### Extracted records
########################################

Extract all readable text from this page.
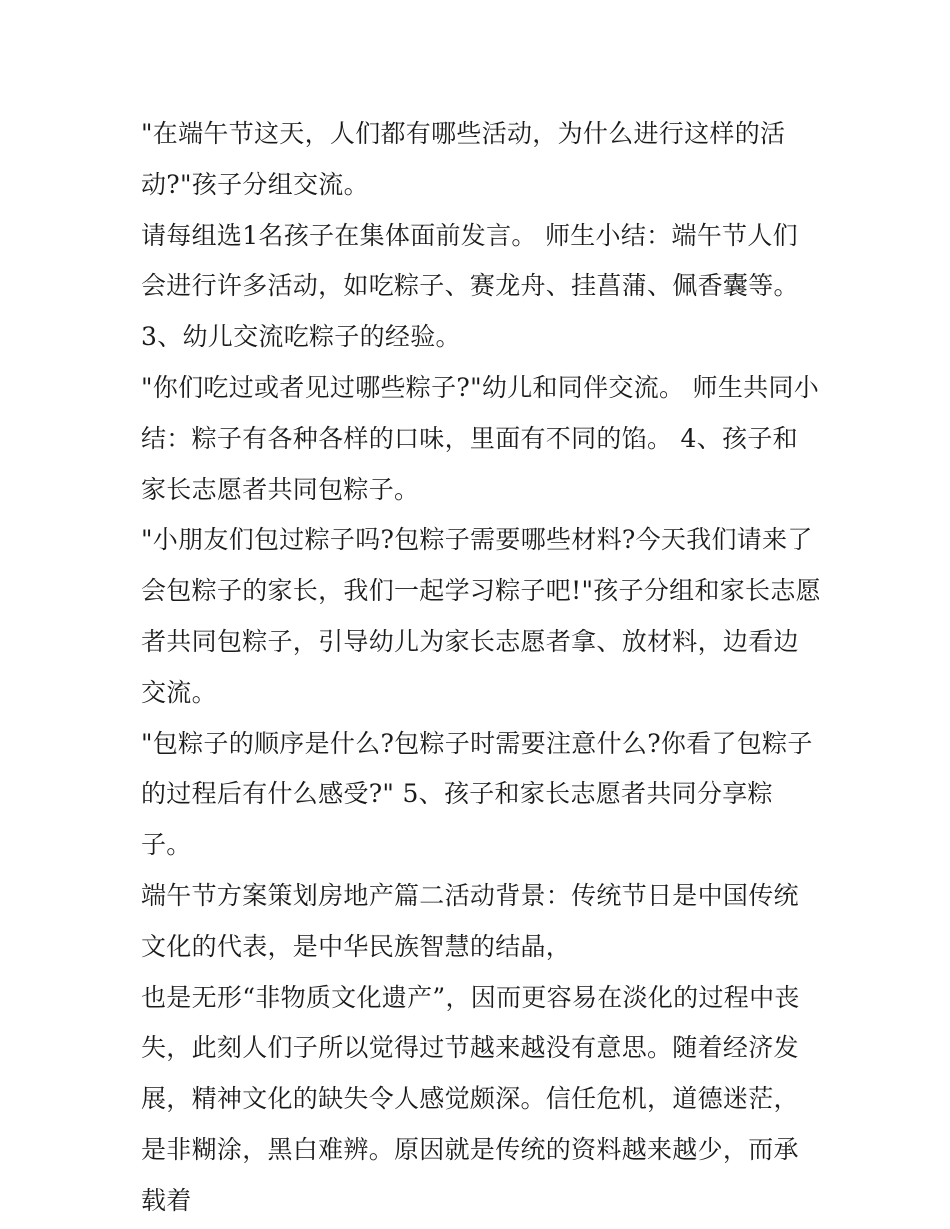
"在端午节这天，人们都有哪些活动，为什么进行这样的活动?"孩子分组交流。

请每组选1名孩子在集体面前发言。 师生小结：端午节人们会进行许多活动，如吃粽子、赛龙舟、挂菖蒲、佩香囊等。

3、幼儿交流吃粽子的经验。

"你们吃过或者见过哪些粽子?"幼儿和同伴交流。 师生共同小结：粽子有各种各样的口味，里面有不同的馅。 4、孩子和家长志愿者共同包粽子。

"小朋友们包过粽子吗?包粽子需要哪些材料?今天我们请来了会包粽子的家长，我们一起学习粽子吧!"孩子分组和家长志愿者共同包粽子，引导幼儿为家长志愿者拿、放材料，边看边交流。

"包粽子的顺序是什么?包粽子时需要注意什么?你看了包粽子的过程后有什么感受?" 5、孩子和家长志愿者共同分享粽子。

端午节方案策划房地产篇二活动背景：传统节日是中国传统文化的代表，是中华民族智慧的结晶，

也是无形“非物质文化遗产”，因而更容易在淡化的过程中丧失，此刻人们子所以觉得过节越来越没有意思。随着经济发展，精神文化的缺失令人感觉颇深。信任危机，道德迷茫，是非糊涂，黑白难辨。原因就是传统的资料越来越少，而承载着
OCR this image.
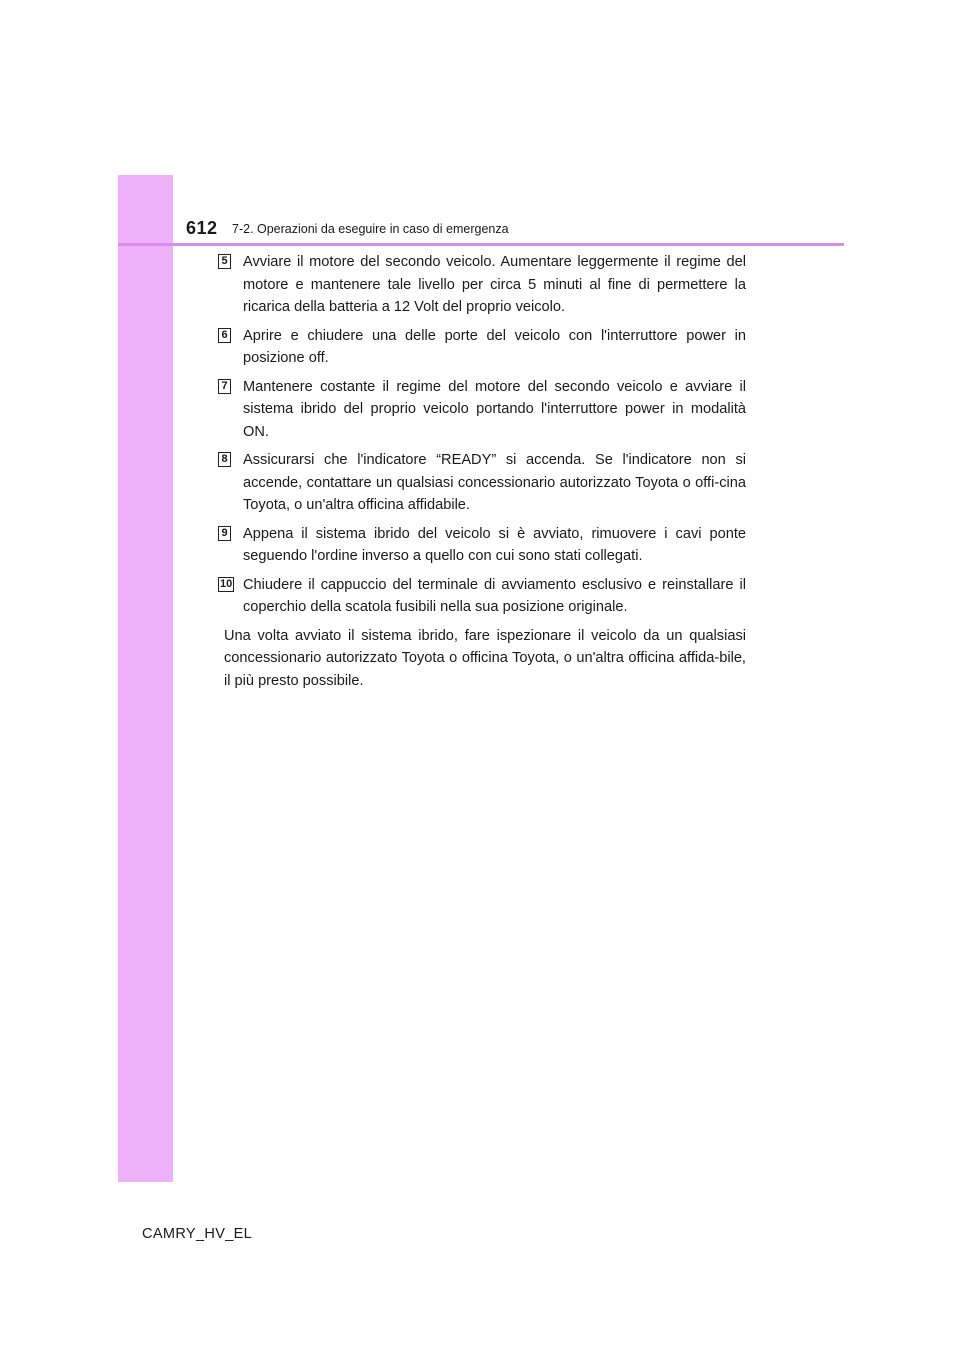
612 7-2. Operazioni da eseguire in caso di emergenza
5 Avviare il motore del secondo veicolo. Aumentare leggermente il regime del motore e mantenere tale livello per circa 5 minuti al fine di permettere la ricarica della batteria a 12 Volt del proprio veicolo.
6 Aprire e chiudere una delle porte del veicolo con l'interruttore power in posizione off.
7 Mantenere costante il regime del motore del secondo veicolo e avviare il sistema ibrido del proprio veicolo portando l'interruttore power in modalità ON.
8 Assicurarsi che l'indicatore “READY” si accenda. Se l'indicatore non si accende, contattare un qualsiasi concessionario autorizzato Toyota o offi-cina Toyota, o un'altra officina affidabile.
9 Appena il sistema ibrido del veicolo si è avviato, rimuovere i cavi ponte seguendo l'ordine inverso a quello con cui sono stati collegati.
10 Chiudere il cappuccio del terminale di avviamento esclusivo e reinstallare il coperchio della scatola fusibili nella sua posizione originale.
Una volta avviato il sistema ibrido, fare ispezionare il veicolo da un qualsiasi concessionario autorizzato Toyota o officina Toyota, o un'altra officina affida-bile, il più presto possibile.
CAMRY_HV_EL
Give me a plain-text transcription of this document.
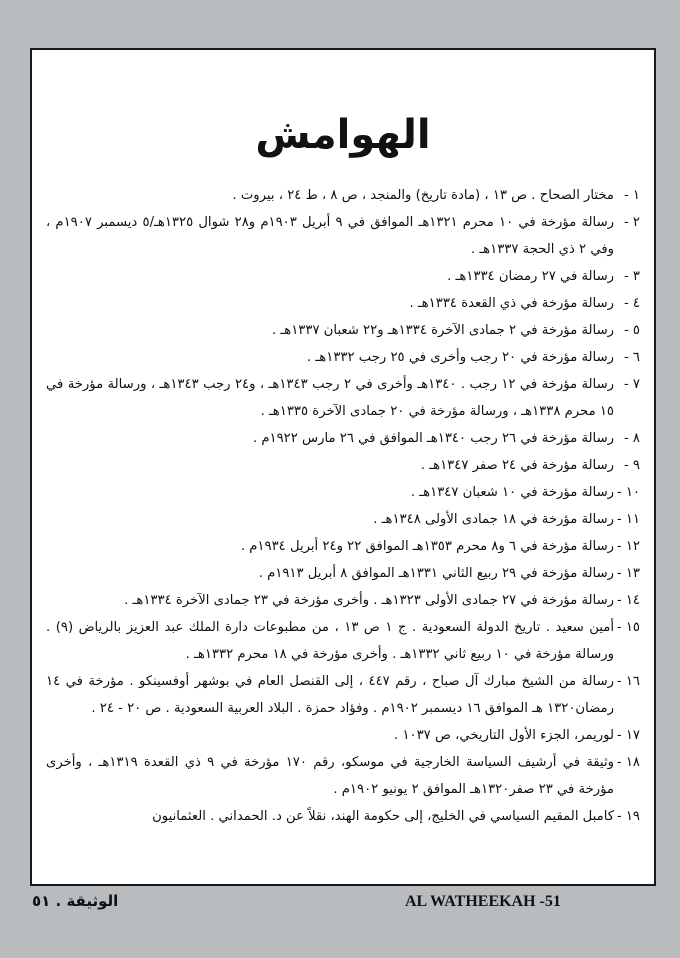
الهوامش
١ -
مختار الصحاح . ص ١٣ ، (مادة تاريخ) والمنجد ، ص ٨ ، ط ٢٤ ، بيروت .
٢ -
رسالة مؤرخة في ١٠ محرم ١٣٢١هـ الموافق في ٩ أبريل ١٩٠٣م و٢٨ شوال ١٣٢٥هـ/٥ ديسمبر ١٩٠٧م ، وفي ٢ ذي الحجة ١٣٣٧هـ .
٣ -
رسالة في ٢٧ رمضان ١٣٣٤هـ .
٤ -
رسالة مؤرخة في ذي القعدة ١٣٣٤هـ .
٥ -
رسالة مؤرخة في ٢ جمادى الآخرة ١٣٣٤هـ و٢٢ شعبان ١٣٣٧هـ .
٦ -
رسالة مؤرخة في ٢٠ رجب وأخرى في ٢٥ رجب ١٣٣٢هـ .
٧ -
رسالة مؤرخة في ١٢ رجب . ١٣٤٠هـ وأخرى في ٢ رجب ١٣٤٣هـ ، و٢٤ رجب ١٣٤٣هـ ، ورسالة مؤرخة في ١٥ محرم ١٣٣٨هـ ، ورسالة مؤرخة في ٢٠ جمادى الآخرة ١٣٣٥هـ .
٨ -
رسالة مؤرخة في ٢٦ رجب ١٣٤٠هـ الموافق في ٢٦ مارس ١٩٢٢م .
٩ -
رسالة مؤرخة في ٢٤ صفر ١٣٤٧هـ .
١٠ -
رسالة مؤرخة في ١٠ شعبان ١٣٤٧هـ .
١١ -
رسالة مؤرخة في ١٨ جمادى الأولى ١٣٤٨هـ .
١٢ -
رسالة مؤرخة في ٦ و٨ محرم ١٣٥٣هـ الموافق ٢٢ و٢٤ أبريل ١٩٣٤م .
١٣ -
رسالة مؤرخة في ٢٩ ربيع الثاني ١٣٣١هـ الموافق ٨ أبريل ١٩١٣م .
١٤ -
رسالة مؤرخة في ٢٧ جمادى الأولى ١٣٢٣هـ . وأخرى مؤرخة في ٢٣ جمادى الآخرة ١٣٣٤هـ .
١٥ -
أمين سعيد . تاريخ الدولة السعودية . ج ١ ص ١٣ ، من مطبوعات دارة الملك عبد العزيز بالرياض (٩) . ورسالة مؤرخة في ١٠ ربيع ثاني ١٣٣٢هـ . وأخرى مؤرخة في ١٨ محرم ١٣٣٢هـ .
١٦ -
رسالة من الشيخ مبارك آل صباح ، رقم ٤٤٧ ، إلى القنصل العام في بوشهر أوفسينكو . مؤرخة في ١٤ رمضان١٣٢٠ هـ الموافق ١٦ ديسمبر ١٩٠٢م . وفؤاد حمزة . البلاد العربية السعودية . ص ٢٠ - ٢٤ .
١٧ -
لوريمر، الجزء الأول التاريخي، ص ١٠٣٧ .
١٨ -
وثيقة في أرشيف السياسة الخارجية في موسكو، رقم ١٧٠ مؤرخة في ٩ ذي القعدة ١٣١٩هـ ، وأخرى مؤرخة في ٢٣ صفر١٣٢٠هـ الموافق ٢ يونيو ١٩٠٢م .
١٩ -
كامبل المقيم السياسي في الخليج، إلى حكومة الهند، نقلاً عن د. الحمداني . العثمانيون
AL WATHEEKAH -51
الوثيقة . ٥١
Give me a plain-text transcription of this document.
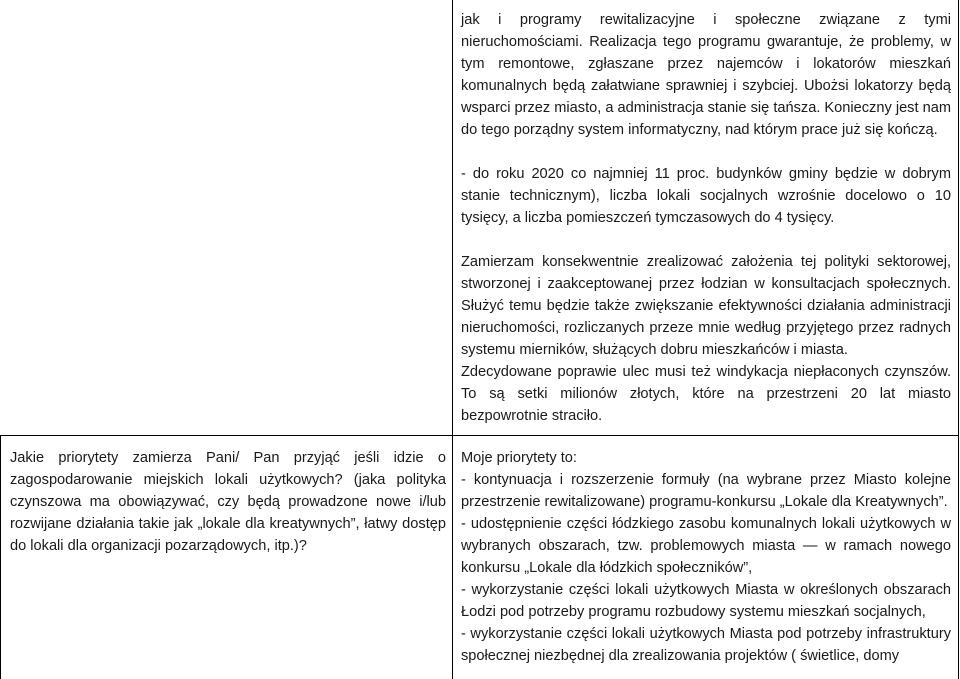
jak i programy rewitalizacyjne i społeczne związane z tymi nieruchomościami. Realizacja tego programu gwarantuje, że problemy, w tym remontowe, zgłaszane przez najemców i lokatorów mieszkań komunalnych będą załatwiane sprawniej i szybciej. Ubożsi lokatorzy będą wsparci przez miasto, a administracja stanie się tańsza. Konieczny jest nam do tego porządny system informatyczny, nad którym prace już się kończą.

- do roku 2020 co najmniej 11 proc. budynków gminy będzie w dobrym stanie technicznym), liczba lokali socjalnych wzrośnie docelowo o 10 tysięcy, a liczba pomieszczeń tymczasowych do 4 tysięcy.

Zamierzam konsekwentnie zrealizować założenia tej polityki sektorowej, stworzonej i zaakceptowanej przez łodzian w konsultacjach społecznych. Służyć temu będzie także zwiększanie efektywności działania administracji nieruchomości, rozliczanych przeze mnie według przyjętego przez radnych systemu mierników, służących dobru mieszkańców i miasta.

Zdecydowane poprawie ulec musi też windykacja niepłaconych czynszów. To są setki milionów złotych, które na przestrzeni 20 lat miasto bezpowrotnie straciło.

Jakie priorytety zamierza Pani/ Pan przyjąć jeśli idzie o zagospodarowanie miejskich lokali użytkowych? (jaka polityka czynszowa ma obowiązywać, czy będą prowadzone nowe i/lub rozwijane działania takie jak „lokale dla kreatywnych”, łatwy dostęp do lokali dla organizacji pozarządowych, itp.)?

Moje priorytety to:

- kontynuacja i rozszerzenie formuły (na wybrane przez Miasto kolejne przestrzenie rewitalizowane) programu-konkursu „Lokale dla Kreatywnych”.

- udostępnienie części łódzkiego zasobu komunalnych lokali użytkowych w wybranych obszarach, tzw. problemowych miasta — w ramach nowego konkursu „Lokale dla łódzkich społeczników”,

- wykorzystanie części lokali użytkowych Miasta w określonych obszarach Łodzi pod potrzeby programu rozbudowy systemu mieszkań socjalnych,

- wykorzystanie części lokali użytkowych Miasta pod potrzeby infrastruktury społecznej niezbędnej dla zrealizowania projektów ( świetlice, domy
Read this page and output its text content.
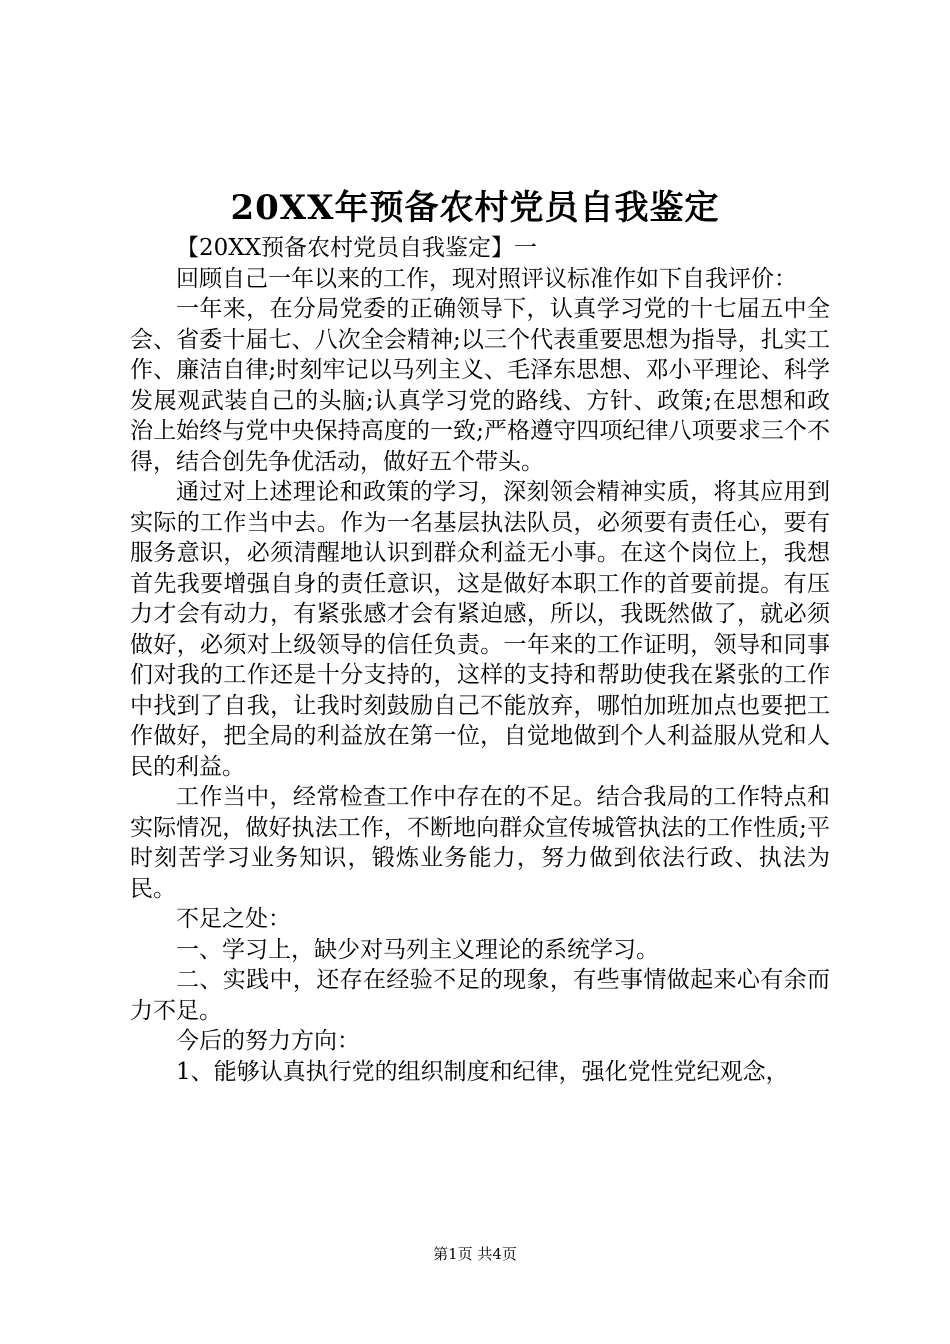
20XX年预备农村党员自我鉴定

【20XX预备农村党员自我鉴定】一

回顾自己一年以来的工作，现对照评议标准作如下自我评价：

一年来，在分局党委的正确领导下，认真学习党的十七届五中全会、省委十届七、八次全会精神;以三个代表重要思想为指导，扎实工作、廉洁自律;时刻牢记以马列主义、毛泽东思想、邓小平理论、科学发展观武装自己的头脑;认真学习党的路线、方针、政策;在思想和政治上始终与党中央保持高度的一致;严格遵守四项纪律八项要求三个不得，结合创先争优活动，做好五个带头。

通过对上述理论和政策的学习，深刻领会精神实质，将其应用到实际的工作当中去。作为一名基层执法队员，必须要有责任心，要有服务意识，必须清醒地认识到群众利益无小事。在这个岗位上，我想首先我要增强自身的责任意识，这是做好本职工作的首要前提。有压力才会有动力，有紧张感才会有紧迫感，所以，我既然做了，就必须做好，必须对上级领导的信任负责。一年来的工作证明，领导和同事们对我的工作还是十分支持的，这样的支持和帮助使我在紧张的工作中找到了自我，让我时刻鼓励自己不能放弃，哪怕加班加点也要把工作做好，把全局的利益放在第一位，自觉地做到个人利益服从党和人民的利益。

工作当中，经常检查工作中存在的不足。结合我局的工作特点和实际情况，做好执法工作，不断地向群众宣传城管执法的工作性质;平时刻苦学习业务知识，锻炼业务能力，努力做到依法行政、执法为民。

不足之处：

一、学习上，缺少对马列主义理论的系统学习。

二、实践中，还存在经验不足的现象，有些事情做起来心有余而力不足。

今后的努力方向：

1、能够认真执行党的组织制度和纪律，强化党性党纪观念，

第1页 共4页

########################################

### What is asked
Copy only the lines running from the one that holds "Read this page and output its text content." through the last line of the data, and include both of those lines. Do not copy any pictures.

### Solution to the exercise
Read this page and output its text content.
20XX年预备农村党员自我鉴定

【20XX预备农村党员自我鉴定】一

回顾自己一年以来的工作，现对照评议标准作如下自我评价：

一年来，在分局党委的正确领导下，认真学习党的十七届五中全会、省委十届七、八次全会精神;以三个代表重要思想为指导，扎实工作、廉洁自律;时刻牢记以马列主义、毛泽东思想、邓小平理论、科学发展观武装自己的头脑;认真学习党的路线、方针、政策;在思想和政治上始终与党中央保持高度的一致;严格遵守四项纪律八项要求三个不得，结合创先争优活动，做好五个带头。

通过对上述理论和政策的学习，深刻领会精神实质，将其应用到实际的工作当中去。作为一名基层执法队员，必须要有责任心，要有服务意识，必须清醒地认识到群众利益无小事。在这个岗位上，我想首先我要增强自身的责任意识，这是做好本职工作的首要前提。有压力才会有动力，有紧张感才会有紧迫感，所以，我既然做了，就必须做好，必须对上级领导的信任负责。一年来的工作证明，领导和同事们对我的工作还是十分支持的，这样的支持和帮助使我在紧张的工作中找到了自我，让我时刻鼓励自己不能放弃，哪怕加班加点也要把工作做好，把全局的利益放在第一位，自觉地做到个人利益服从党和人民的利益。

工作当中，经常检查工作中存在的不足。结合我局的工作特点和实际情况，做好执法工作，不断地向群众宣传城管执法的工作性质;平时刻苦学习业务知识，锻炼业务能力，努力做到依法行政、执法为民。

不足之处：

一、学习上，缺少对马列主义理论的系统学习。

二、实践中，还存在经验不足的现象，有些事情做起来心有余而力不足。

今后的努力方向：

1、能够认真执行党的组织制度和纪律，强化党性党纪观念，

第1页 共4页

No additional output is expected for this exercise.